**Aim of the exercise:** Look through the records below and collect all lines that hold the string "Meteorite".

**Input for this task:**
════════════════

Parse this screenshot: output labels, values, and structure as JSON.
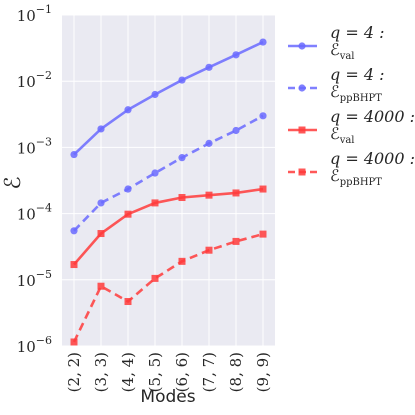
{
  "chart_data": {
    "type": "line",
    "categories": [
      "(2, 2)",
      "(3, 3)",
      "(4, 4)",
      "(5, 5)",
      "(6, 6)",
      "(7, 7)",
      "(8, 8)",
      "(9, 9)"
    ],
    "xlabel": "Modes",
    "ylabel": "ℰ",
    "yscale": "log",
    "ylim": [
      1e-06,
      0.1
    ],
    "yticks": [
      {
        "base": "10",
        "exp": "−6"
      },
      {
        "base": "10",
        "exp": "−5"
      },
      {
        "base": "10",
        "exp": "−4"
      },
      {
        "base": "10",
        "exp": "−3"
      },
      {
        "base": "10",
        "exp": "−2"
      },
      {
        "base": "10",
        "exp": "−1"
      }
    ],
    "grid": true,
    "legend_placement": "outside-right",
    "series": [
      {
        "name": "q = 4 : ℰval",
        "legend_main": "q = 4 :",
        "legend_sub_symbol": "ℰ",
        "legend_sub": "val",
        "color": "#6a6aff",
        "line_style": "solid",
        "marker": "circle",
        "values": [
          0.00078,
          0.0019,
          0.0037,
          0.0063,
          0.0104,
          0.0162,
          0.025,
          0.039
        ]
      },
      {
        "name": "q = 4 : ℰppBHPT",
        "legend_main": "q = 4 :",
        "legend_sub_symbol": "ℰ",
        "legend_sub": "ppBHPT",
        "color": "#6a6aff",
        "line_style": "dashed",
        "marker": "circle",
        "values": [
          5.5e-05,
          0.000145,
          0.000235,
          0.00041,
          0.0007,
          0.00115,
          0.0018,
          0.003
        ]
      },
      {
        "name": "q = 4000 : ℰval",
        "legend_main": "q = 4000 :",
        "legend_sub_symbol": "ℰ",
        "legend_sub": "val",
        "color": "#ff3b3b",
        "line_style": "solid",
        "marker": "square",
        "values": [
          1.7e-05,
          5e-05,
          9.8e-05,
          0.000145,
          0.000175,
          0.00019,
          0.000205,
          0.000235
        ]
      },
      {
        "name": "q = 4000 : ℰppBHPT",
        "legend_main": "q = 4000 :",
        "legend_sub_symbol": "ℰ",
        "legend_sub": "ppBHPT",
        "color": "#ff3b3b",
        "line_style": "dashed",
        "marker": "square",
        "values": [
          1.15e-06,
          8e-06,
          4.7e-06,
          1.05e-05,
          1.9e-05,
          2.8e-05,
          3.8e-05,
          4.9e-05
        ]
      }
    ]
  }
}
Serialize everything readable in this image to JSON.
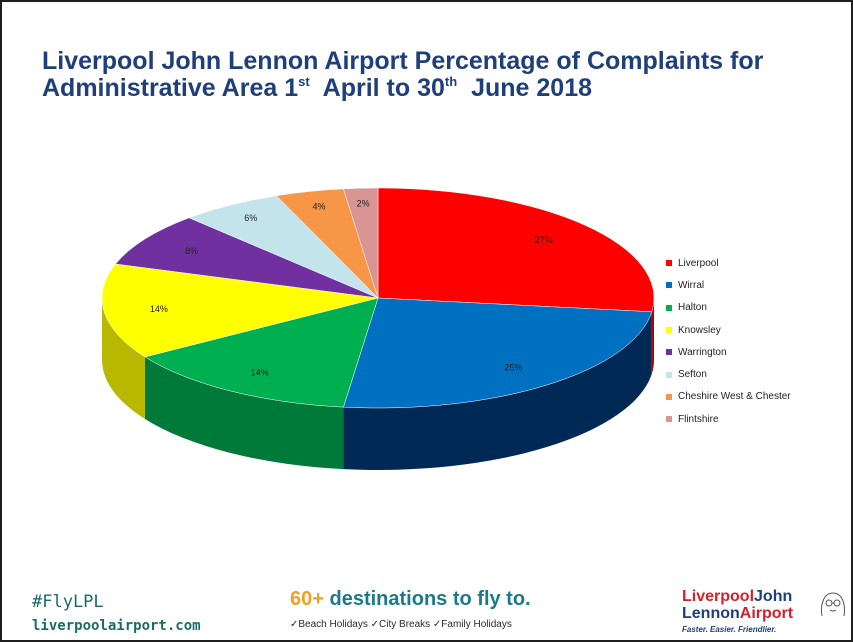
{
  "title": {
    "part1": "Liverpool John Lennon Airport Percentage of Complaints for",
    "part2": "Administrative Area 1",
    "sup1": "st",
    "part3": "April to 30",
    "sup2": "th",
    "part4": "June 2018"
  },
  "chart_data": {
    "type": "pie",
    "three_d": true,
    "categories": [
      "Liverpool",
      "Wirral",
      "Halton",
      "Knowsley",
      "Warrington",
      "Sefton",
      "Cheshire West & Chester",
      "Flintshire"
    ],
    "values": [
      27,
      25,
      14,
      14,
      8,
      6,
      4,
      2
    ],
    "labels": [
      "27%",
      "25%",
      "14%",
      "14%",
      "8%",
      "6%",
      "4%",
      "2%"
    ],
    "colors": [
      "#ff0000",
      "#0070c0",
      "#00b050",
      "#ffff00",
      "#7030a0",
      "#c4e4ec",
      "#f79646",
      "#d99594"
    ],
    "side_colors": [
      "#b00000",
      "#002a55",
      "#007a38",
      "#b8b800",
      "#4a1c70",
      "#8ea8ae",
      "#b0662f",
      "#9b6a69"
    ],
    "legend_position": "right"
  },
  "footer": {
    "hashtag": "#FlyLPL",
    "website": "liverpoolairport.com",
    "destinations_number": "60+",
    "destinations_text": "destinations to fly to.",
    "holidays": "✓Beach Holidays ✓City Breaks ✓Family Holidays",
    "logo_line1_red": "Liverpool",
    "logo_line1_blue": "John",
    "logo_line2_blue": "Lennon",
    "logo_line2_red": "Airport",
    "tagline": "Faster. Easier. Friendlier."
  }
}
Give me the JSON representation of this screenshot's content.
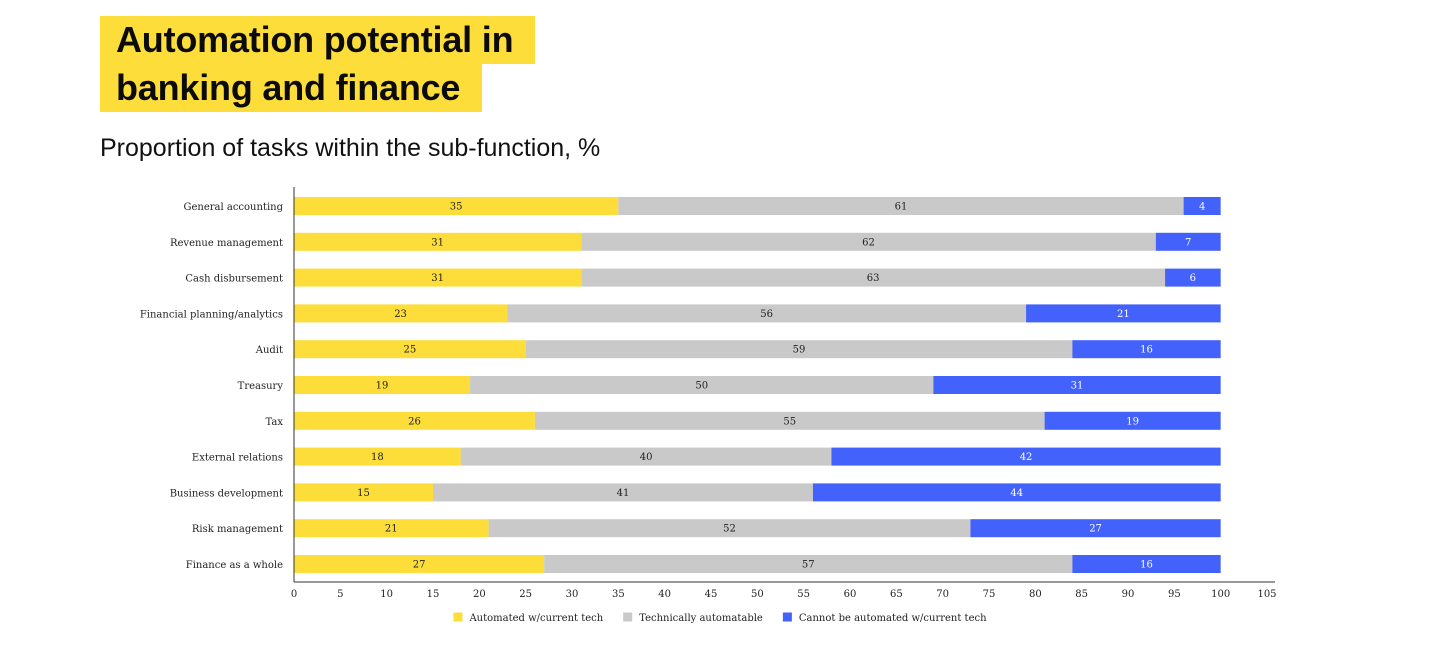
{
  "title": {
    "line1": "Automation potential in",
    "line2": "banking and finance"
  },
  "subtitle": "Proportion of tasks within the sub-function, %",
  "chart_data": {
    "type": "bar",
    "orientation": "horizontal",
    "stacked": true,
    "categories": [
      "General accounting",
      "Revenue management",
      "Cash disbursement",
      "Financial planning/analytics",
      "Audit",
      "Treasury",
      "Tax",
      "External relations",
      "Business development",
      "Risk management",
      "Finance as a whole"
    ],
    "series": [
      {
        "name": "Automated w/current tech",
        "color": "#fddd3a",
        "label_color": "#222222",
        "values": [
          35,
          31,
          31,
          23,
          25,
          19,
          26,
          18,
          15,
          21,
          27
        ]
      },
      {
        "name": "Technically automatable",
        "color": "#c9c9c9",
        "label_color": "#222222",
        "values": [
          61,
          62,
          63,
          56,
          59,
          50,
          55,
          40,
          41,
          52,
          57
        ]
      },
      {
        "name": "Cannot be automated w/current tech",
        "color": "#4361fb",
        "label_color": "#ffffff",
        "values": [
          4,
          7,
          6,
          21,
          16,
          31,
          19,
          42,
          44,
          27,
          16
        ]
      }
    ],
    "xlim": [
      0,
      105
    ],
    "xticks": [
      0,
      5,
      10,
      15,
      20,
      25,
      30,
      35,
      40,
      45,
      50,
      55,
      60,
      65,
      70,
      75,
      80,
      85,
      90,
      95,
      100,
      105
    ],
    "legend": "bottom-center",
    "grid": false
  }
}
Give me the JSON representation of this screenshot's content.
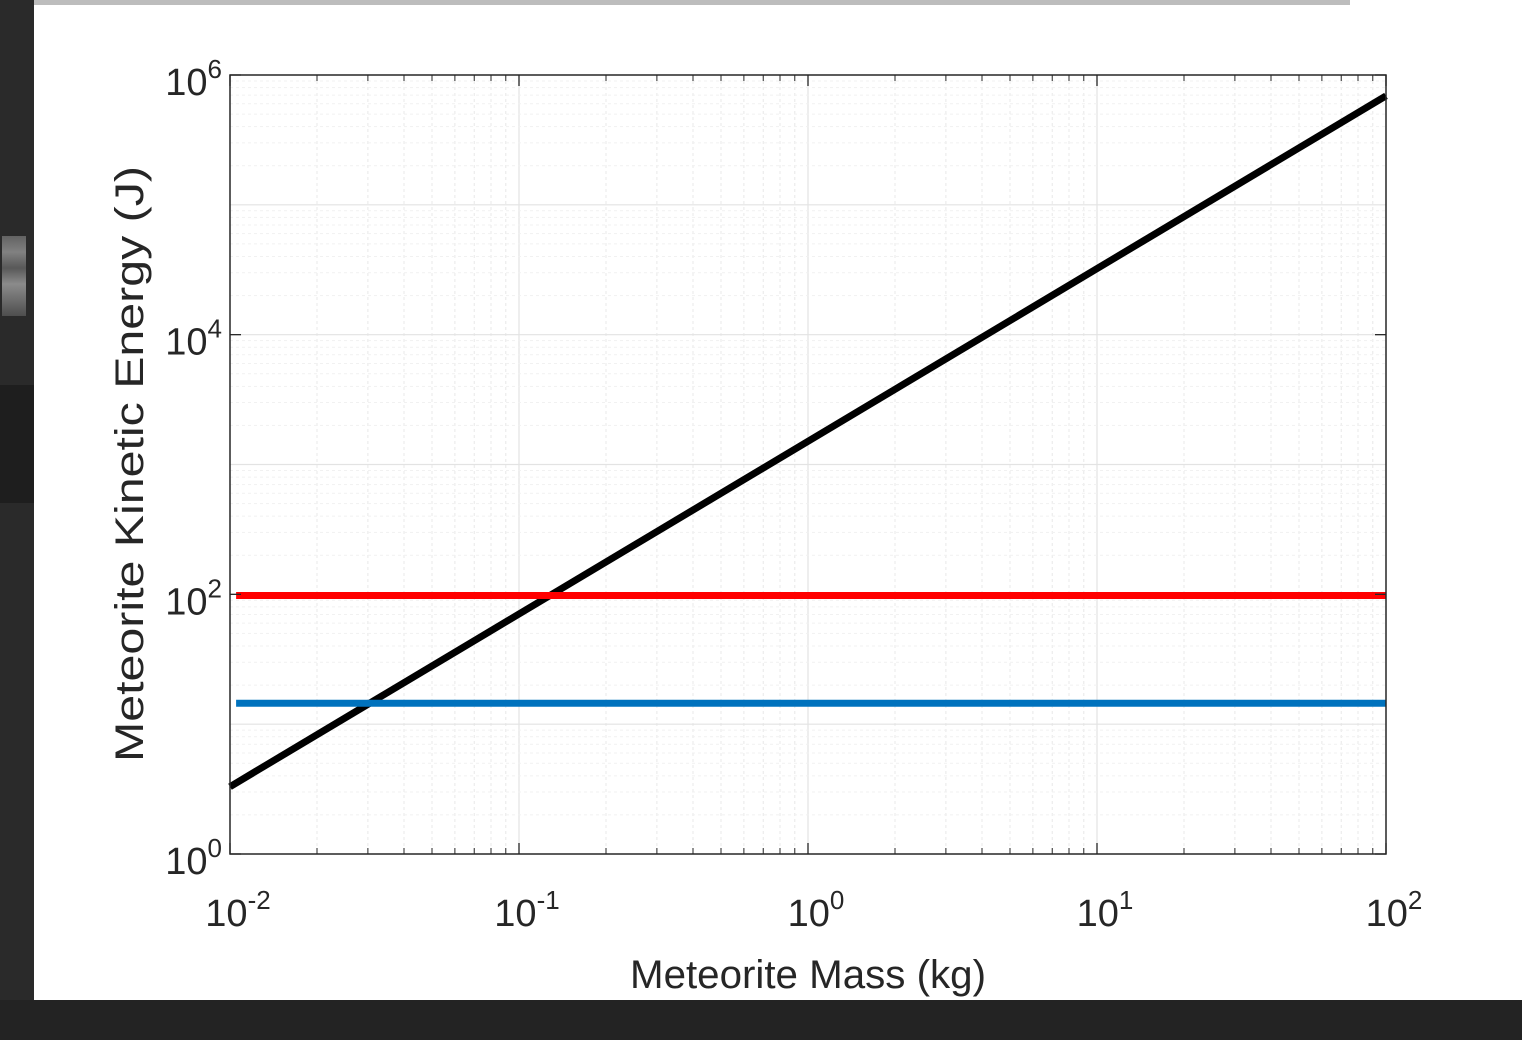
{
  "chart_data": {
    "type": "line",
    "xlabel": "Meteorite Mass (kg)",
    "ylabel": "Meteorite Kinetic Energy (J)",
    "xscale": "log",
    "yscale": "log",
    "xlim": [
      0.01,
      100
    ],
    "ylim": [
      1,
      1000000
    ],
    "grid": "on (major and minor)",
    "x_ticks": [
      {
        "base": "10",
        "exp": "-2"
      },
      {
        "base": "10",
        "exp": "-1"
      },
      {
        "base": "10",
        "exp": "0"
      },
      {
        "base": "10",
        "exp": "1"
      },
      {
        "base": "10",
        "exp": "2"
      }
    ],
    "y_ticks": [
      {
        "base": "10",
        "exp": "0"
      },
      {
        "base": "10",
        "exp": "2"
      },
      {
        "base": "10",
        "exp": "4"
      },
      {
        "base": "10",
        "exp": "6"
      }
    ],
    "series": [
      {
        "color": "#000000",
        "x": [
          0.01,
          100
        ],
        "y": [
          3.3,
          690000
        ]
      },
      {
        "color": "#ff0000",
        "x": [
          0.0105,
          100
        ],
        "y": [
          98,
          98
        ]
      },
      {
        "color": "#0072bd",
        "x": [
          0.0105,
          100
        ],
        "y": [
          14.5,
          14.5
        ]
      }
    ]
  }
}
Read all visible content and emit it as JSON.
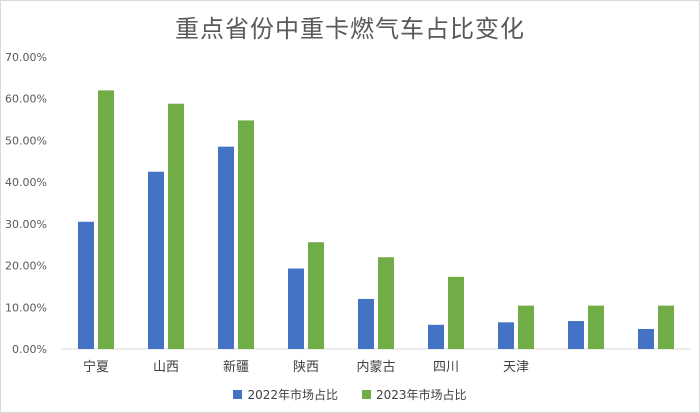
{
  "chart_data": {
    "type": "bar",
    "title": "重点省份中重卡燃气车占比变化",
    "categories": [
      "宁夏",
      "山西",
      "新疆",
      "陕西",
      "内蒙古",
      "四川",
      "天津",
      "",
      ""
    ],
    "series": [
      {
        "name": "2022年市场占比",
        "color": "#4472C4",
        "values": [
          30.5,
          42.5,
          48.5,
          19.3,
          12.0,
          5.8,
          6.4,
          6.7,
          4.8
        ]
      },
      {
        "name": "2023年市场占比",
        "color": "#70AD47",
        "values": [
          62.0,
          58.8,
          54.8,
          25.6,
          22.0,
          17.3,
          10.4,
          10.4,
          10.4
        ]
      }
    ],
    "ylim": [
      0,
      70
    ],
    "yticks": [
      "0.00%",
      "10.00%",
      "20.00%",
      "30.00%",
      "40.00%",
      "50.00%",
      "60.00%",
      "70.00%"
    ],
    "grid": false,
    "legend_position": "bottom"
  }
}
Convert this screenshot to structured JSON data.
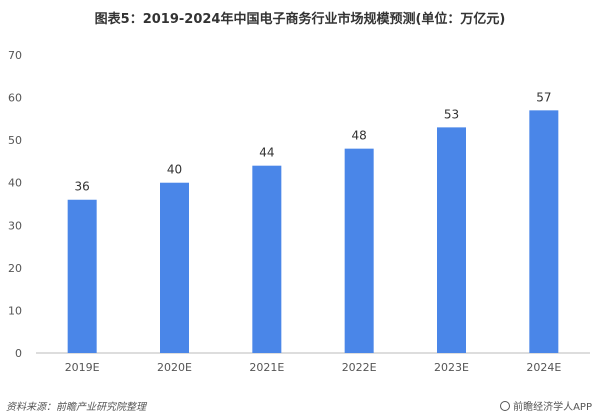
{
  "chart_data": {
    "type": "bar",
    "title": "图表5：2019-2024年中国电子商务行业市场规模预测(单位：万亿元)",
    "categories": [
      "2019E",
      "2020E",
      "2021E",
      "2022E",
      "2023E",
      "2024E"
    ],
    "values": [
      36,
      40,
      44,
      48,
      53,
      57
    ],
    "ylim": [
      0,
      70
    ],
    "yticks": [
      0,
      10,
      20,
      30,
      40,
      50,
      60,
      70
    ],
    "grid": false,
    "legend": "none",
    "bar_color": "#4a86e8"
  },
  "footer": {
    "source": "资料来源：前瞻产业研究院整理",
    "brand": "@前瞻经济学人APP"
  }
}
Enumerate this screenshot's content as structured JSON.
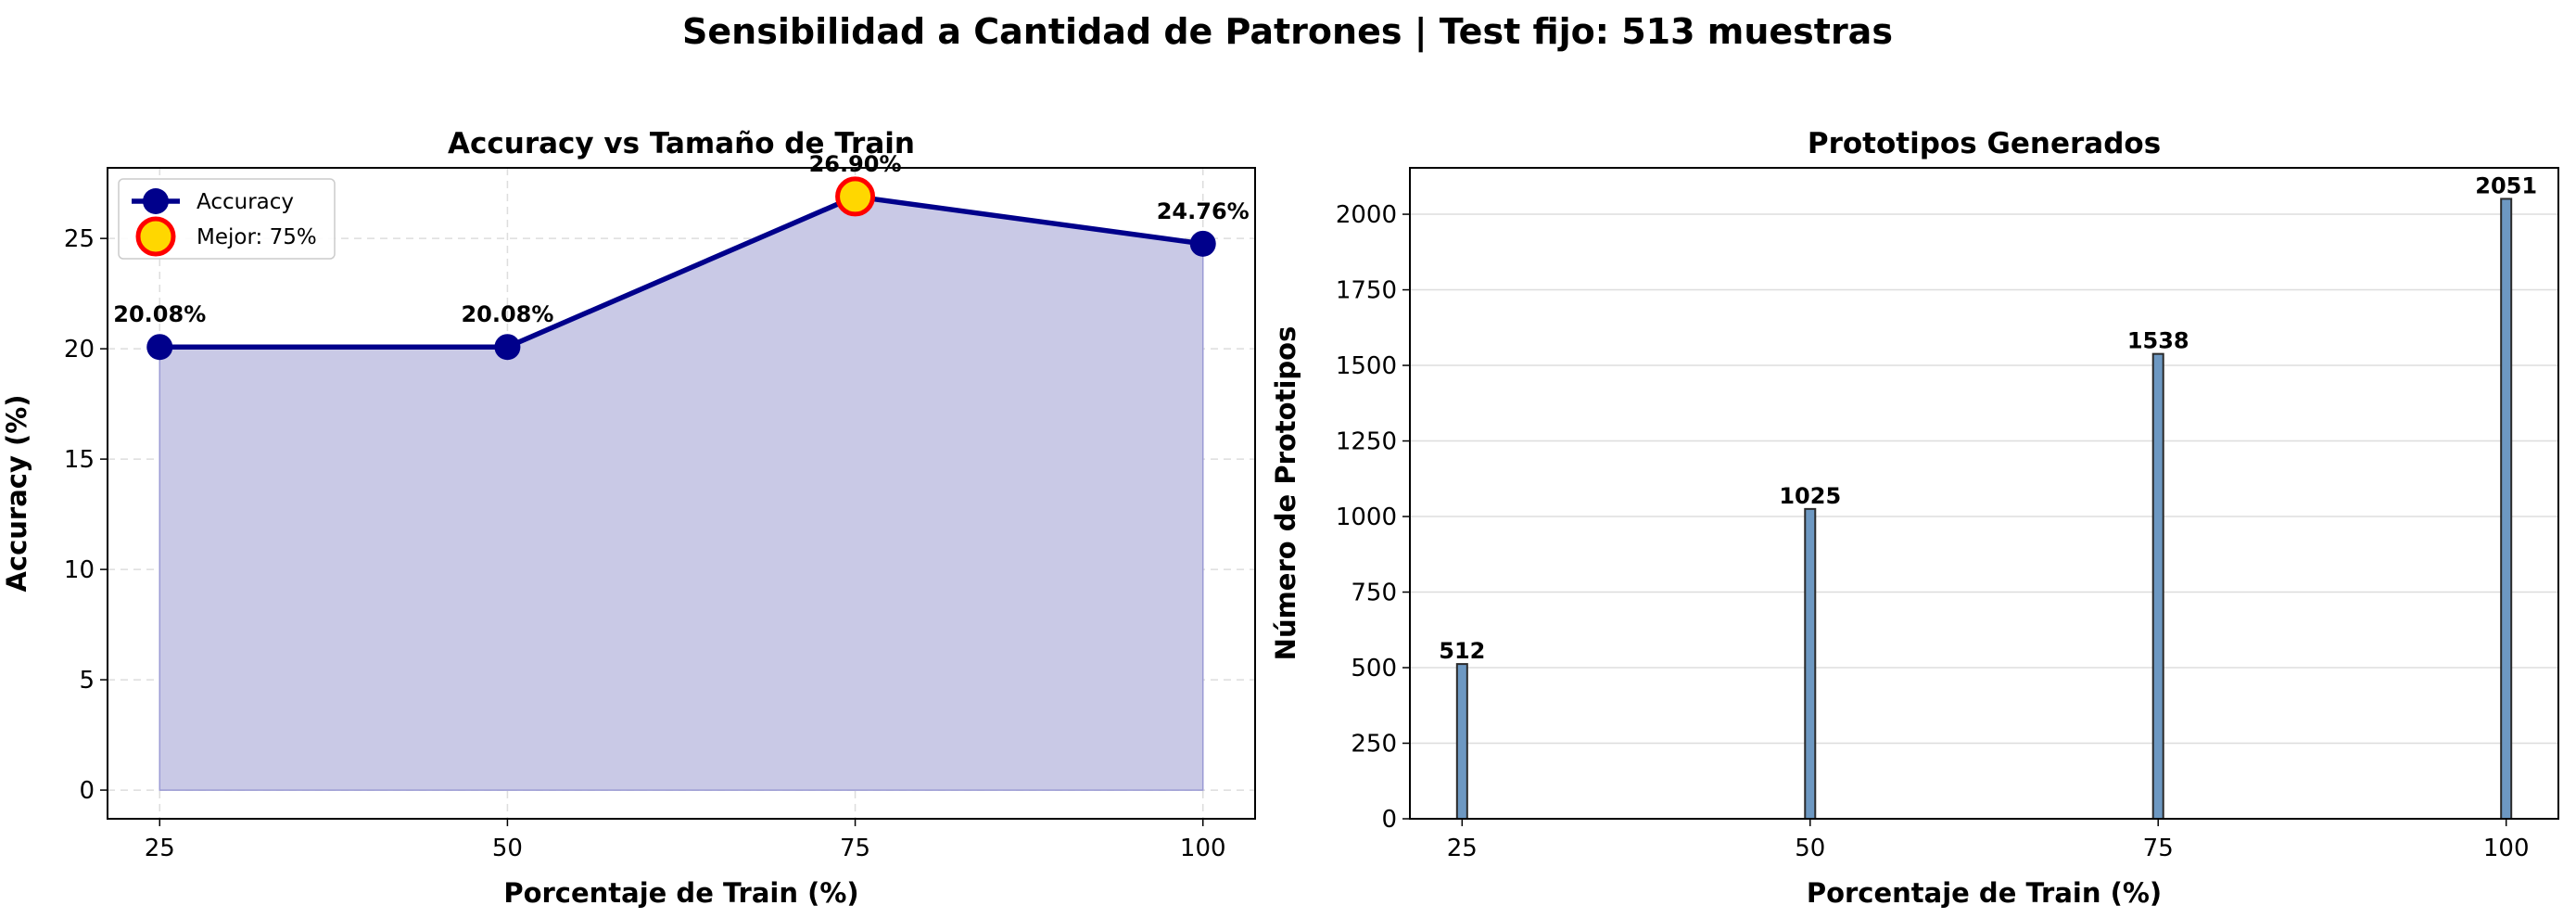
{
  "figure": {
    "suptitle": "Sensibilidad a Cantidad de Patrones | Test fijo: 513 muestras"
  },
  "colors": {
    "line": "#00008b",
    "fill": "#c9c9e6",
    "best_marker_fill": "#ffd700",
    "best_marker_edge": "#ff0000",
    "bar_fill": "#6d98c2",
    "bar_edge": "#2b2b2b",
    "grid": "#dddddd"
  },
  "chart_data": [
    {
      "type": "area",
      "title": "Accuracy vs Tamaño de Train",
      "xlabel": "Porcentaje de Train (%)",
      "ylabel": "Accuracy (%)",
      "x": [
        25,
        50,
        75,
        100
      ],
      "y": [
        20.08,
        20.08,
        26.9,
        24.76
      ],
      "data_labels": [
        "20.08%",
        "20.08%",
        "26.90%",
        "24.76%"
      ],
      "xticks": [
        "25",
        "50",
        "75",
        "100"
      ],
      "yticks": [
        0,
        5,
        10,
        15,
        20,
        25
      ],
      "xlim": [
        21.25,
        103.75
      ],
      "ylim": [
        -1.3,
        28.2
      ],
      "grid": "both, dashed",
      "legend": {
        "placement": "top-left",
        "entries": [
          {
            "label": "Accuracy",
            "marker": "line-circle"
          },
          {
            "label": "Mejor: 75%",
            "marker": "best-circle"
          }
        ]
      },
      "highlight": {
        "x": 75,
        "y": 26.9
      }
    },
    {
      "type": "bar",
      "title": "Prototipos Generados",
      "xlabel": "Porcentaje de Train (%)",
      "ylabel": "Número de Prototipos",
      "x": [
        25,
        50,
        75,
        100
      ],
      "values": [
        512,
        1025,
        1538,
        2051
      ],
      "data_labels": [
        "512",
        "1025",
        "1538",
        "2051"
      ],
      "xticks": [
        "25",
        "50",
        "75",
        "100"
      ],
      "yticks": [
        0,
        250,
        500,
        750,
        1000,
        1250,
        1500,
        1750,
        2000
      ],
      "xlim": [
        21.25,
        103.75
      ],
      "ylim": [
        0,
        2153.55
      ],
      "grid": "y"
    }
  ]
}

════════════════

**Written solution:**
    "xlabel": "Meteorite Mass (kg)",
    "ylabel": "Meteorite Kinetic Energy (J)",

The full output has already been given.